= WORK INSTRUCTIONS =
Reproduce all of the data below without alteration; exclude every picture.

= SUPPLIED INFORMATION =

---

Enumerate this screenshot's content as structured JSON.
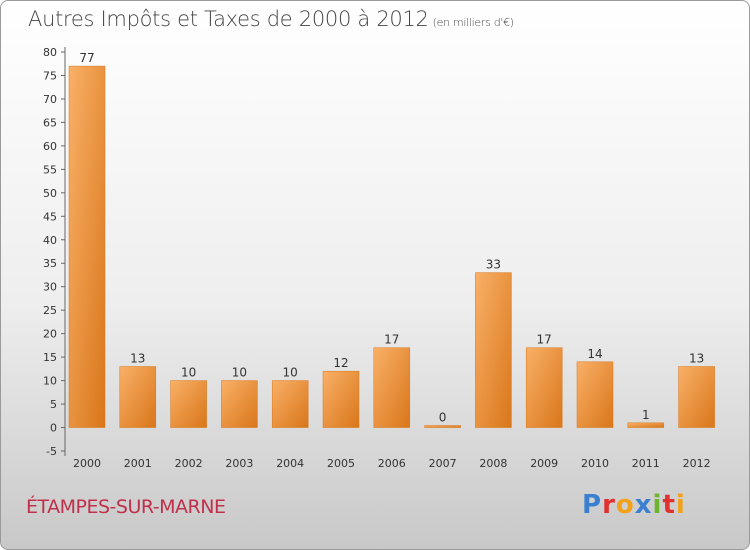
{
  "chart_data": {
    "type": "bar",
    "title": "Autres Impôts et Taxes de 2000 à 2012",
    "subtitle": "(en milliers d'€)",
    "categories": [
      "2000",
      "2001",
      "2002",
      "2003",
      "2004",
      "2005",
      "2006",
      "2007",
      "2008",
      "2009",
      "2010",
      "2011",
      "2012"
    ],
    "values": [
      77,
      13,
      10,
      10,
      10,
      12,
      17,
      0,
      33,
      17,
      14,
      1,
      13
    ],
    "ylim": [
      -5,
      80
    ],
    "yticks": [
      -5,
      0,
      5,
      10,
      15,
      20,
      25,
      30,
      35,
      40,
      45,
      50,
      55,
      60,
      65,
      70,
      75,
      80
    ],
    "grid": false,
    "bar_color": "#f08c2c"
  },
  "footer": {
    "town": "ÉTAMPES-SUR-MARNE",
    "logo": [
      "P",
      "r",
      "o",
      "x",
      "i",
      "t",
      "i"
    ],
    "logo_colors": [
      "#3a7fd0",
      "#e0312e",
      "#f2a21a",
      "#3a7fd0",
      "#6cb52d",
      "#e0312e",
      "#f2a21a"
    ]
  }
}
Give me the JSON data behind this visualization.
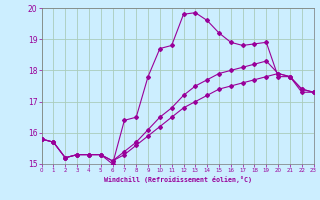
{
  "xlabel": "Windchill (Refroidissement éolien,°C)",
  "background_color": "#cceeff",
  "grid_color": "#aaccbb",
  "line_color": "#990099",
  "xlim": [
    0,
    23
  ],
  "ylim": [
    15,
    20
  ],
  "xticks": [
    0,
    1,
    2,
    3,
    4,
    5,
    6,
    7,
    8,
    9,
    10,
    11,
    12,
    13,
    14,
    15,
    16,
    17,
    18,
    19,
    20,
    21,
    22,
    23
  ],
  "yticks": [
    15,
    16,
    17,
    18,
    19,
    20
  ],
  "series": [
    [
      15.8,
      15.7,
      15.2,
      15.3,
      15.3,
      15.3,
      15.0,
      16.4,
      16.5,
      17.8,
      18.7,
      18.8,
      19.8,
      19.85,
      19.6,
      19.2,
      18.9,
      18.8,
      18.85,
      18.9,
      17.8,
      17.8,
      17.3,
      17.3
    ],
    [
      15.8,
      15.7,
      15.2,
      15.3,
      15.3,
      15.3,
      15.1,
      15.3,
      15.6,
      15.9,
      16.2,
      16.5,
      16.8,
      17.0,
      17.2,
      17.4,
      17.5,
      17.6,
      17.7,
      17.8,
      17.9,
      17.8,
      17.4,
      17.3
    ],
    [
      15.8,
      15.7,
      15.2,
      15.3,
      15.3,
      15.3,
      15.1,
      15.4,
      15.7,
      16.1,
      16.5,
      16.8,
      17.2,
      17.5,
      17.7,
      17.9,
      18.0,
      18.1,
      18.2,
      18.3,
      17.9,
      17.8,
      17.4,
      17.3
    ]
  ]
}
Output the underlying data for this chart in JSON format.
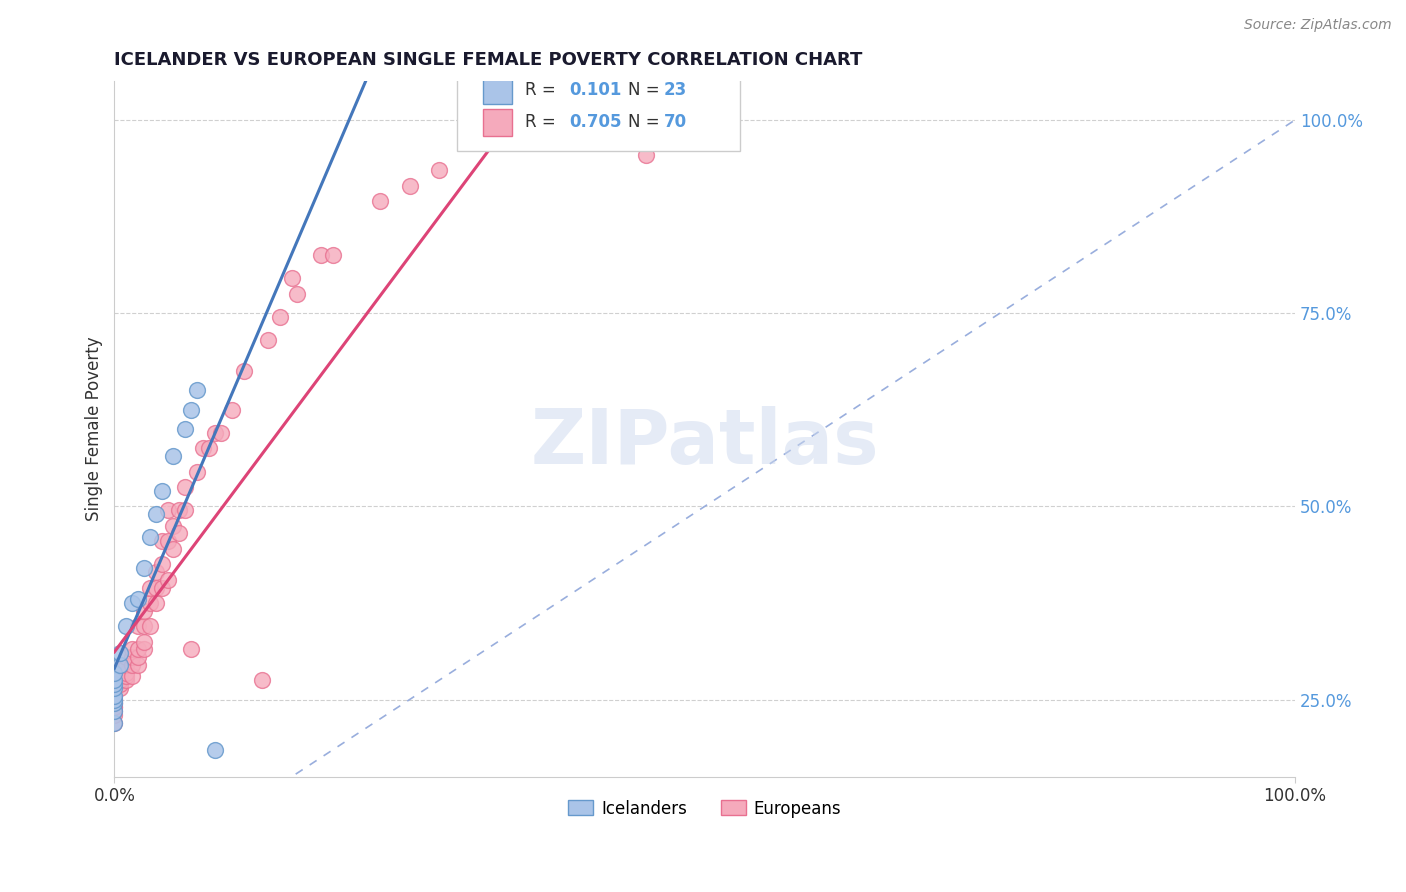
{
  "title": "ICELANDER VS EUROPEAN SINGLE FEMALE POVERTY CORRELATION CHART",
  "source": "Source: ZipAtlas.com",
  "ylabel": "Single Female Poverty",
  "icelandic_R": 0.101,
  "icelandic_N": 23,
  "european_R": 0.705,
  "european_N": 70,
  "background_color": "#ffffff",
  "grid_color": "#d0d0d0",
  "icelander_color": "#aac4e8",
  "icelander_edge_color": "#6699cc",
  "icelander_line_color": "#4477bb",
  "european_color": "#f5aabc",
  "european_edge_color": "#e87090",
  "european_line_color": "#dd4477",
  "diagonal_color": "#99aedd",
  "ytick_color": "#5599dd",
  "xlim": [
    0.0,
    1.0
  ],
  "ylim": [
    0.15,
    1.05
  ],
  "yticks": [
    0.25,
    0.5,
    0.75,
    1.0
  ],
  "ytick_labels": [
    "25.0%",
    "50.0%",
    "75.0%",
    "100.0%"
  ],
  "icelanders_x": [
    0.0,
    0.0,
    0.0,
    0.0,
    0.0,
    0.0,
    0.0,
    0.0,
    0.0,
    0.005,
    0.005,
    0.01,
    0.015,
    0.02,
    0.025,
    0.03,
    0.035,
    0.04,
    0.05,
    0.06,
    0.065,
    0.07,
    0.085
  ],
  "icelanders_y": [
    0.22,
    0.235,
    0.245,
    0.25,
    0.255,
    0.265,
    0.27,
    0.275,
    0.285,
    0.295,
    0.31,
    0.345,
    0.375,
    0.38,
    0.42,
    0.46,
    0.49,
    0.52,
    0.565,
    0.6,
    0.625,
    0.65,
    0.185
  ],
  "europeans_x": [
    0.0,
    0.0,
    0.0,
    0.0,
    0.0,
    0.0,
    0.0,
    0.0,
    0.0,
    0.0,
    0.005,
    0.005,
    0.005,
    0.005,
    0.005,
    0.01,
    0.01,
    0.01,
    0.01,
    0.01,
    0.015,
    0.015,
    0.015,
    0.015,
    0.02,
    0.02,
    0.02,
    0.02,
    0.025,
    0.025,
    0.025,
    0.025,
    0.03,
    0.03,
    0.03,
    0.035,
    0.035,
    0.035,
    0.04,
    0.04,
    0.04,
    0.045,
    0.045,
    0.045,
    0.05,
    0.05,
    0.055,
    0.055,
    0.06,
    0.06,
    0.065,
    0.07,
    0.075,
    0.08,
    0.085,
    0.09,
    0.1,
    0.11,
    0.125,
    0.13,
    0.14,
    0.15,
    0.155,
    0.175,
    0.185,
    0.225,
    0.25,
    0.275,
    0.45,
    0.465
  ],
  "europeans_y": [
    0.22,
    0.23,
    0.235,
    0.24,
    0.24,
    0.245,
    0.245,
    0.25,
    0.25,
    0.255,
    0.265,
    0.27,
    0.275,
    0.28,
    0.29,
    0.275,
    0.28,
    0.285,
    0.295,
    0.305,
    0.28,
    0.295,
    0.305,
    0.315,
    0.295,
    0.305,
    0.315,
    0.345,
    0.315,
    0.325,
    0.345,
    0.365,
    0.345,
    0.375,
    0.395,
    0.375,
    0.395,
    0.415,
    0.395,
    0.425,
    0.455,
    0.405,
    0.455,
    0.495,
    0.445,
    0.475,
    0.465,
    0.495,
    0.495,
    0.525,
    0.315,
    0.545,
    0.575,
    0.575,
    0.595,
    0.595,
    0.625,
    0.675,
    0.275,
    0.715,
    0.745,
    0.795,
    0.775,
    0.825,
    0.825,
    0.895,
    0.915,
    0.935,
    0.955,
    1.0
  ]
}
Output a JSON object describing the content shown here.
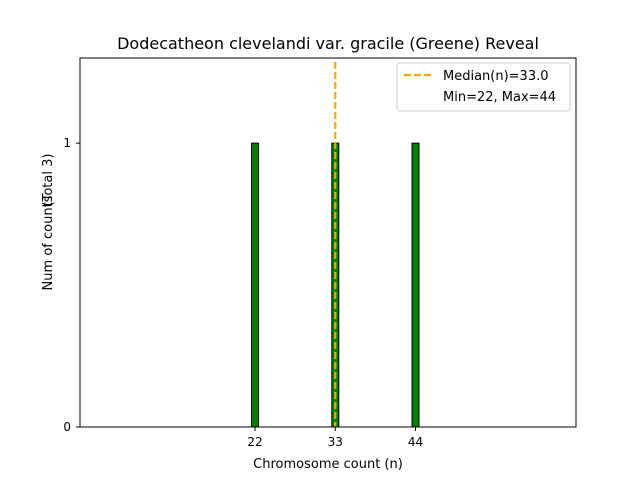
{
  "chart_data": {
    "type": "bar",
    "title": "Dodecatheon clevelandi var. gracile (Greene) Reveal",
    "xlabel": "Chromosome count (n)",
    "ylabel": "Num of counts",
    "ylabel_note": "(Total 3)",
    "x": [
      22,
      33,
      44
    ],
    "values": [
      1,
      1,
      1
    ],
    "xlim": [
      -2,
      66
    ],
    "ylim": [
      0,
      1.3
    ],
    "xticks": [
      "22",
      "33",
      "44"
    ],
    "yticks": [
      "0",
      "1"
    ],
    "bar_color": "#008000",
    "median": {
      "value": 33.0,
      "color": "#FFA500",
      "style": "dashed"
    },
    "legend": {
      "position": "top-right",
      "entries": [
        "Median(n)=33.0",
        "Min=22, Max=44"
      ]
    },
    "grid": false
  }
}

---

= SOLUTION =
Enumerate this screenshot's content as structured JSON.
{
  "chart_data": {
    "type": "bar",
    "title": "Autres Impôts et Taxes de 2000 à 2012",
    "subtitle": "(en milliers d'€)",
    "categories": [
      "2000",
      "2001",
      "2002",
      "2003",
      "2004",
      "2005",
      "2006",
      "2007",
      "2008",
      "2009",
      "2010",
      "2011",
      "2012"
    ],
    "values": [
      77,
      13,
      10,
      10,
      10,
      12,
      17,
      0,
      33,
      17,
      14,
      1,
      13
    ],
    "ylim": [
      -5,
      80
    ],
    "yticks": [
      -5,
      0,
      5,
      10,
      15,
      20,
      25,
      30,
      35,
      40,
      45,
      50,
      55,
      60,
      65,
      70,
      75,
      80
    ],
    "grid": false,
    "bar_color": "#f08c2c"
  },
  "footer": {
    "town": "ÉTAMPES-SUR-MARNE",
    "logo": [
      "P",
      "r",
      "o",
      "x",
      "i",
      "t",
      "i"
    ],
    "logo_colors": [
      "#3a7fd0",
      "#e0312e",
      "#f2a21a",
      "#3a7fd0",
      "#6cb52d",
      "#e0312e",
      "#f2a21a"
    ]
  }
}
Give me the JSON data behind this visualization.
{
  "xlabel": "Windchill (Refroidissement éolien,°C)",
  "background_color": "#cceeff",
  "grid_color": "#aaccbb",
  "line_color": "#990099",
  "xlim": [
    0,
    23
  ],
  "ylim": [
    15,
    20
  ],
  "xticks": [
    0,
    1,
    2,
    3,
    4,
    5,
    6,
    7,
    8,
    9,
    10,
    11,
    12,
    13,
    14,
    15,
    16,
    17,
    18,
    19,
    20,
    21,
    22,
    23
  ],
  "yticks": [
    15,
    16,
    17,
    18,
    19,
    20
  ],
  "series": [
    [
      15.8,
      15.7,
      15.2,
      15.3,
      15.3,
      15.3,
      15.0,
      16.4,
      16.5,
      17.8,
      18.7,
      18.8,
      19.8,
      19.85,
      19.6,
      19.2,
      18.9,
      18.8,
      18.85,
      18.9,
      17.8,
      17.8,
      17.3,
      17.3
    ],
    [
      15.8,
      15.7,
      15.2,
      15.3,
      15.3,
      15.3,
      15.1,
      15.3,
      15.6,
      15.9,
      16.2,
      16.5,
      16.8,
      17.0,
      17.2,
      17.4,
      17.5,
      17.6,
      17.7,
      17.8,
      17.9,
      17.8,
      17.4,
      17.3
    ],
    [
      15.8,
      15.7,
      15.2,
      15.3,
      15.3,
      15.3,
      15.1,
      15.4,
      15.7,
      16.1,
      16.5,
      16.8,
      17.2,
      17.5,
      17.7,
      17.9,
      18.0,
      18.1,
      18.2,
      18.3,
      17.9,
      17.8,
      17.4,
      17.3
    ]
  ]
}
Output the underlying data for this chart in JSON format.
{
  "title": "ICELANDER VS EUROPEAN SINGLE FEMALE POVERTY CORRELATION CHART",
  "source": "Source: ZipAtlas.com",
  "ylabel": "Single Female Poverty",
  "icelandic_R": 0.101,
  "icelandic_N": 23,
  "european_R": 0.705,
  "european_N": 70,
  "background_color": "#ffffff",
  "grid_color": "#d0d0d0",
  "icelander_color": "#aac4e8",
  "icelander_edge_color": "#6699cc",
  "icelander_line_color": "#4477bb",
  "european_color": "#f5aabc",
  "european_edge_color": "#e87090",
  "european_line_color": "#dd4477",
  "diagonal_color": "#99aedd",
  "ytick_color": "#5599dd",
  "xlim": [
    0.0,
    1.0
  ],
  "ylim": [
    0.15,
    1.05
  ],
  "yticks": [
    0.25,
    0.5,
    0.75,
    1.0
  ],
  "ytick_labels": [
    "25.0%",
    "50.0%",
    "75.0%",
    "100.0%"
  ],
  "icelanders_x": [
    0.0,
    0.0,
    0.0,
    0.0,
    0.0,
    0.0,
    0.0,
    0.0,
    0.0,
    0.005,
    0.005,
    0.01,
    0.015,
    0.02,
    0.025,
    0.03,
    0.035,
    0.04,
    0.05,
    0.06,
    0.065,
    0.07,
    0.085
  ],
  "icelanders_y": [
    0.22,
    0.235,
    0.245,
    0.25,
    0.255,
    0.265,
    0.27,
    0.275,
    0.285,
    0.295,
    0.31,
    0.345,
    0.375,
    0.38,
    0.42,
    0.46,
    0.49,
    0.52,
    0.565,
    0.6,
    0.625,
    0.65,
    0.185
  ],
  "europeans_x": [
    0.0,
    0.0,
    0.0,
    0.0,
    0.0,
    0.0,
    0.0,
    0.0,
    0.0,
    0.0,
    0.005,
    0.005,
    0.005,
    0.005,
    0.005,
    0.01,
    0.01,
    0.01,
    0.01,
    0.01,
    0.015,
    0.015,
    0.015,
    0.015,
    0.02,
    0.02,
    0.02,
    0.02,
    0.025,
    0.025,
    0.025,
    0.025,
    0.03,
    0.03,
    0.03,
    0.035,
    0.035,
    0.035,
    0.04,
    0.04,
    0.04,
    0.045,
    0.045,
    0.045,
    0.05,
    0.05,
    0.055,
    0.055,
    0.06,
    0.06,
    0.065,
    0.07,
    0.075,
    0.08,
    0.085,
    0.09,
    0.1,
    0.11,
    0.125,
    0.13,
    0.14,
    0.15,
    0.155,
    0.175,
    0.185,
    0.225,
    0.25,
    0.275,
    0.45,
    0.465
  ],
  "europeans_y": [
    0.22,
    0.23,
    0.235,
    0.24,
    0.24,
    0.245,
    0.245,
    0.25,
    0.25,
    0.255,
    0.265,
    0.27,
    0.275,
    0.28,
    0.29,
    0.275,
    0.28,
    0.285,
    0.295,
    0.305,
    0.28,
    0.295,
    0.305,
    0.315,
    0.295,
    0.305,
    0.315,
    0.345,
    0.315,
    0.325,
    0.345,
    0.365,
    0.345,
    0.375,
    0.395,
    0.375,
    0.395,
    0.415,
    0.395,
    0.425,
    0.455,
    0.405,
    0.455,
    0.495,
    0.445,
    0.475,
    0.465,
    0.495,
    0.495,
    0.525,
    0.315,
    0.545,
    0.575,
    0.575,
    0.595,
    0.595,
    0.625,
    0.675,
    0.275,
    0.715,
    0.745,
    0.795,
    0.775,
    0.825,
    0.825,
    0.895,
    0.915,
    0.935,
    0.955,
    1.0
  ]
}
Output a JSON object describing the content shown here.
{
  "chart_data": {
    "type": "bar",
    "title": "Dodecatheon clevelandi var. gracile (Greene) Reveal",
    "xlabel": "Chromosome count (n)",
    "ylabel": "Num of counts",
    "ylabel_note": "(Total 3)",
    "x": [
      22,
      33,
      44
    ],
    "values": [
      1,
      1,
      1
    ],
    "xlim": [
      -2,
      66
    ],
    "ylim": [
      0,
      1.3
    ],
    "xticks": [
      "22",
      "33",
      "44"
    ],
    "yticks": [
      "0",
      "1"
    ],
    "bar_color": "#008000",
    "median": {
      "value": 33.0,
      "color": "#FFA500",
      "style": "dashed"
    },
    "legend": {
      "position": "top-right",
      "entries": [
        "Median(n)=33.0",
        "Min=22, Max=44"
      ]
    },
    "grid": false
  }
}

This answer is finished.